PROBLEM DETAILS: Copy each entry as it stands, leaving nothing out.

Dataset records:
▬▬▬▬▬▬

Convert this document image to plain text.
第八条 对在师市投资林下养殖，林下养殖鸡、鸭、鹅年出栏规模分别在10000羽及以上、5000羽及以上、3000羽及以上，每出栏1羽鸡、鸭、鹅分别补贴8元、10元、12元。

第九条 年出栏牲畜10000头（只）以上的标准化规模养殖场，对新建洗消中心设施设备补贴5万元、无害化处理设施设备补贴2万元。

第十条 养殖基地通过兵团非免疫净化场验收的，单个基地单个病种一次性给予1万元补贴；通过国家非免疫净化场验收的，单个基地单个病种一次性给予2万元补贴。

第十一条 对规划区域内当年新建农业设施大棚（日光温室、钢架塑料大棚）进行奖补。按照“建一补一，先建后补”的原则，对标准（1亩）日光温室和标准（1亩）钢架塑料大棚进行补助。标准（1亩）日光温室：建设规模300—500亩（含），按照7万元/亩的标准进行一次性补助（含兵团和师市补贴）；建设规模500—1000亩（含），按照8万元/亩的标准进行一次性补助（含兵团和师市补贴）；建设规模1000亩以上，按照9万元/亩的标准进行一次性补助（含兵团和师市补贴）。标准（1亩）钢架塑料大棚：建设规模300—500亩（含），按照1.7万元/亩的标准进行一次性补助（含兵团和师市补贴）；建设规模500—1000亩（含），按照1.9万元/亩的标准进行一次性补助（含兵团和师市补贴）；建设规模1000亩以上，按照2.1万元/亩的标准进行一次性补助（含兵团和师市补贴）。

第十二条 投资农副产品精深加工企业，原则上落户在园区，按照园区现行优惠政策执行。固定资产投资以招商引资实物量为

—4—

▬▬▬▬▬▬

OUTPUT OF THE EXERCISE:
Convert this document image to plain text.
第八条 对在师市投资林下养殖，林下养殖鸡、鸭、鹅年出栏规模分别在10000羽及以上、5000羽及以上、3000羽及以上，每出栏1羽鸡、鸭、鹅分别补贴8元、10元、12元。

第九条 年出栏牲畜10000头（只）以上的标准化规模养殖场，对新建洗消中心设施设备补贴5万元、无害化处理设施设备补贴2万元。

第十条 养殖基地通过兵团非免疫净化场验收的，单个基地单个病种一次性给予1万元补贴；通过国家非免疫净化场验收的，单个基地单个病种一次性给予2万元补贴。

第十一条 对规划区域内当年新建农业设施大棚（日光温室、钢架塑料大棚）进行奖补。按照“建一补一，先建后补”的原则，对标准（1亩）日光温室和标准（1亩）钢架塑料大棚进行补助。标准（1亩）日光温室：建设规模300—500亩（含），按照7万元/亩的标准进行一次性补助（含兵团和师市补贴）；建设规模500—1000亩（含），按照8万元/亩的标准进行一次性补助（含兵团和师市补贴）；建设规模1000亩以上，按照9万元/亩的标准进行一次性补助（含兵团和师市补贴）。标准（1亩）钢架塑料大棚：建设规模300—500亩（含），按照1.7万元/亩的标准进行一次性补助（含兵团和师市补贴）；建设规模500—1000亩（含），按照1.9万元/亩的标准进行一次性补助（含兵团和师市补贴）；建设规模1000亩以上，按照2.1万元/亩的标准进行一次性补助（含兵团和师市补贴）。

第十二条 投资农副产品精深加工企业，原则上落户在园区，按照园区现行优惠政策执行。固定资产投资以招商引资实物量为

—4—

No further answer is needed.